PROBLEM DETAILS: Please rename "carrier-name" to "network-name" in the data, starting with the first line and going on through the line with "amount-decimals: 00 <box>289 556", and give back only those lines with nothing else changed.
Start
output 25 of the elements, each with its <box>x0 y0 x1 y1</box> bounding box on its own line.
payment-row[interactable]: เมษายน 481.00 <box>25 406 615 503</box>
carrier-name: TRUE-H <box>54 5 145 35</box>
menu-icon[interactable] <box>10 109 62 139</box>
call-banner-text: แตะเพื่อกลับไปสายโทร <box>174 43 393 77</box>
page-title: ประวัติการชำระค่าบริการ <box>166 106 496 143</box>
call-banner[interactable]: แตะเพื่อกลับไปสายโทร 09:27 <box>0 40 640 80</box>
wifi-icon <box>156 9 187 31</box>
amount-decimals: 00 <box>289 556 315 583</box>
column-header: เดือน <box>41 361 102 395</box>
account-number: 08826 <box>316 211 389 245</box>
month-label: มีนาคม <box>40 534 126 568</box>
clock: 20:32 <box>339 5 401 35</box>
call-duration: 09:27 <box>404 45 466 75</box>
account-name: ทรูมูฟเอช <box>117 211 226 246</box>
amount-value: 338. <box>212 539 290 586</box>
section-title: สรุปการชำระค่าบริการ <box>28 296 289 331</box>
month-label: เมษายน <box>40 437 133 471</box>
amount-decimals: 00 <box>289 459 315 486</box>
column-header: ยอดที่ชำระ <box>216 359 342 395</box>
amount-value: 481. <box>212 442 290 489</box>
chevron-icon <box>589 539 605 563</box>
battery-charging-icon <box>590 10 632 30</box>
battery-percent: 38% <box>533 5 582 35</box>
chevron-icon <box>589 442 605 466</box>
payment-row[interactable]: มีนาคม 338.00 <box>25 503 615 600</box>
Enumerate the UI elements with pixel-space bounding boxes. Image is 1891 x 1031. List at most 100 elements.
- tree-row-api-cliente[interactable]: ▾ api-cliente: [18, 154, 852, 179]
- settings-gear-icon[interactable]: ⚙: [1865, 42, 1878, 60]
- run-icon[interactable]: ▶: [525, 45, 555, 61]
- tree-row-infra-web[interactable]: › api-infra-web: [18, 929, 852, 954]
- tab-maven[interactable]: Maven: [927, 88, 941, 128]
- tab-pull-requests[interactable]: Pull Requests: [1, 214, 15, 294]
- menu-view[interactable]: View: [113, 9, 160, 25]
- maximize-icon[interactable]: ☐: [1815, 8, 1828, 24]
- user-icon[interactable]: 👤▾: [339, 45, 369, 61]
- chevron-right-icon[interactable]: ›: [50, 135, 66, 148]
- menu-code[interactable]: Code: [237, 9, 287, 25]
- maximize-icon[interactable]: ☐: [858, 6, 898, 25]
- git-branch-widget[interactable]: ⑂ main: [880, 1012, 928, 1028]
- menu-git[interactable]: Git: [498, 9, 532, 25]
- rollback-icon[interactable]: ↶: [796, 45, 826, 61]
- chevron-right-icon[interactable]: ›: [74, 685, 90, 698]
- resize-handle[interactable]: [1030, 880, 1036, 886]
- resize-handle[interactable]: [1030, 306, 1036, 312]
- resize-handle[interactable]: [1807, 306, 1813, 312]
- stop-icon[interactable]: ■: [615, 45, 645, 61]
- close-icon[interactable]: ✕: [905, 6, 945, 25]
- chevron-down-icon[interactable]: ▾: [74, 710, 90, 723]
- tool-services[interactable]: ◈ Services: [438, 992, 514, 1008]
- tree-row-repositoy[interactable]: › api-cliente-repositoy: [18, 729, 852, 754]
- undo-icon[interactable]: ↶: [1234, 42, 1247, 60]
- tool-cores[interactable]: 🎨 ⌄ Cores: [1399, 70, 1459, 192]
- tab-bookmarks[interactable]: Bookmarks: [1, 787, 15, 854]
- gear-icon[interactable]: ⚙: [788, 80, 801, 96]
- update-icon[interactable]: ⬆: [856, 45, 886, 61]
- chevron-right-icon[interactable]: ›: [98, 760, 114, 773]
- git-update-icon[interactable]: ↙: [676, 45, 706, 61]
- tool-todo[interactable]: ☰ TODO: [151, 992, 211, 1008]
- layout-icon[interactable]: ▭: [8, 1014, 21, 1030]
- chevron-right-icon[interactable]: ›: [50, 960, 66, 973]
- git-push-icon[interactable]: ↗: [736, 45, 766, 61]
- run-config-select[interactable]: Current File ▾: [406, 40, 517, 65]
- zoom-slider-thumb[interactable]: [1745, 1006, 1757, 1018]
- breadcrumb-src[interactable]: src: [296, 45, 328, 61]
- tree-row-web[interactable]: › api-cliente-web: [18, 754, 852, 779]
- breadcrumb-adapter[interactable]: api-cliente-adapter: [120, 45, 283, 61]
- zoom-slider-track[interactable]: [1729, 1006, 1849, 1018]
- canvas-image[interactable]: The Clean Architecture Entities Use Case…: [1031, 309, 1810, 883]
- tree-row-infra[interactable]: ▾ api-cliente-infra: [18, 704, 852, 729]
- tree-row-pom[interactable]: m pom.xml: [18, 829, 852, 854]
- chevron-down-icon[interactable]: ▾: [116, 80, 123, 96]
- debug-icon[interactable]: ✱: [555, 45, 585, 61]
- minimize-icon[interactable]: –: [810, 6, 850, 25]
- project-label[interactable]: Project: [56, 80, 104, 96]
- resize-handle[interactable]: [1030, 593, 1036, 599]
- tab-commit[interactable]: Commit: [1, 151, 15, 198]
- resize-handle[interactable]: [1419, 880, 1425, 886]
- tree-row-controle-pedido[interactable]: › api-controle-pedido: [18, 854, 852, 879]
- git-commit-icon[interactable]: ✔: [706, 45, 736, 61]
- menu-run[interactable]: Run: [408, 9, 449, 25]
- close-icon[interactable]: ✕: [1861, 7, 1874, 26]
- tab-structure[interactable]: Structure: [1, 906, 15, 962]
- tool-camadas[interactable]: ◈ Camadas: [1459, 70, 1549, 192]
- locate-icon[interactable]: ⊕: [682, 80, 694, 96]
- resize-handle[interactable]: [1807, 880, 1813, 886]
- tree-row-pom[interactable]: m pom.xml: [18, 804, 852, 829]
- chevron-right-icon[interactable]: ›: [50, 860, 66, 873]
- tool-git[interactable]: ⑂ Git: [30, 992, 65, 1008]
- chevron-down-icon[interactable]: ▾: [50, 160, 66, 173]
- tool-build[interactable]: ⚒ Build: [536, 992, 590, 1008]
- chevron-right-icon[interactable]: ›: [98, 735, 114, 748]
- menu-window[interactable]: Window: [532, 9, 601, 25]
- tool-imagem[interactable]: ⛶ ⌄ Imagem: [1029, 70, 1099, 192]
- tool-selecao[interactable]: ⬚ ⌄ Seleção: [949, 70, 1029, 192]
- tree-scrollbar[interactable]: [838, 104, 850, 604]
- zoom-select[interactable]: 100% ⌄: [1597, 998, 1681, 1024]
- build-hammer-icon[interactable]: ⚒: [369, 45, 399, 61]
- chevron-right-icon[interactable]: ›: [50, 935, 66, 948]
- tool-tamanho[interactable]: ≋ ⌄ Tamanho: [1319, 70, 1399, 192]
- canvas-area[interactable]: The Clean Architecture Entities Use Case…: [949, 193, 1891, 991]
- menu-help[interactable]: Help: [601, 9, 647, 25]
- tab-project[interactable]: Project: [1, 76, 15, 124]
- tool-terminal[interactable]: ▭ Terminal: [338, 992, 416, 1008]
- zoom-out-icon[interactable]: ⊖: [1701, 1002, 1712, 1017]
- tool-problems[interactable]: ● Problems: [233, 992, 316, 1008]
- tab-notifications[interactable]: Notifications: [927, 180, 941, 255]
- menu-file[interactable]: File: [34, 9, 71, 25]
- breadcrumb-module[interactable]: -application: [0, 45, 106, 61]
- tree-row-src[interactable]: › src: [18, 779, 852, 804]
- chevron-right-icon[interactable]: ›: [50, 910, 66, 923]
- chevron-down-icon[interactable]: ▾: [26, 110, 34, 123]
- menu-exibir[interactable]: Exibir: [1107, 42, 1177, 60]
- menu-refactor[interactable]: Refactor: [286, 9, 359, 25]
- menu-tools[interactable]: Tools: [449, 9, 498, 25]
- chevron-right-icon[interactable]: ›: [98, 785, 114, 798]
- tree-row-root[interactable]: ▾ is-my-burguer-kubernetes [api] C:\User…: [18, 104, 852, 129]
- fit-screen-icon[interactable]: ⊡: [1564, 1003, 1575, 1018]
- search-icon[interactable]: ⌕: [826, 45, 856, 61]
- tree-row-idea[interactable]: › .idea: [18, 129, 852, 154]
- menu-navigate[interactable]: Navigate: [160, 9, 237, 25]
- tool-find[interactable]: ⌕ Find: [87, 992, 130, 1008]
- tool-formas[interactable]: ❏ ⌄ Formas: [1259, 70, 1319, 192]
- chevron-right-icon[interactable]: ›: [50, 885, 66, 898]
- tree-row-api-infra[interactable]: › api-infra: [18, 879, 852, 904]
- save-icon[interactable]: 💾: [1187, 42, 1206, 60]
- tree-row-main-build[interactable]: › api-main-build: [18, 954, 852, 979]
End
EXERCISE OUTPUT:
output 25 of the elements, each with its <box>x0 y0 x1 y1</box> bounding box on its own line.
payment-row[interactable]: เมษายน 481.00 <box>25 406 615 503</box>
network-name: TRUE-H <box>54 5 145 35</box>
menu-icon[interactable] <box>10 109 62 139</box>
call-banner-text: แตะเพื่อกลับไปสายโทร <box>174 43 393 77</box>
page-title: ประวัติการชำระค่าบริการ <box>166 106 496 143</box>
call-banner[interactable]: แตะเพื่อกลับไปสายโทร 09:27 <box>0 40 640 80</box>
wifi-icon <box>156 9 187 31</box>
amount-decimals: 00 <box>289 556 315 583</box>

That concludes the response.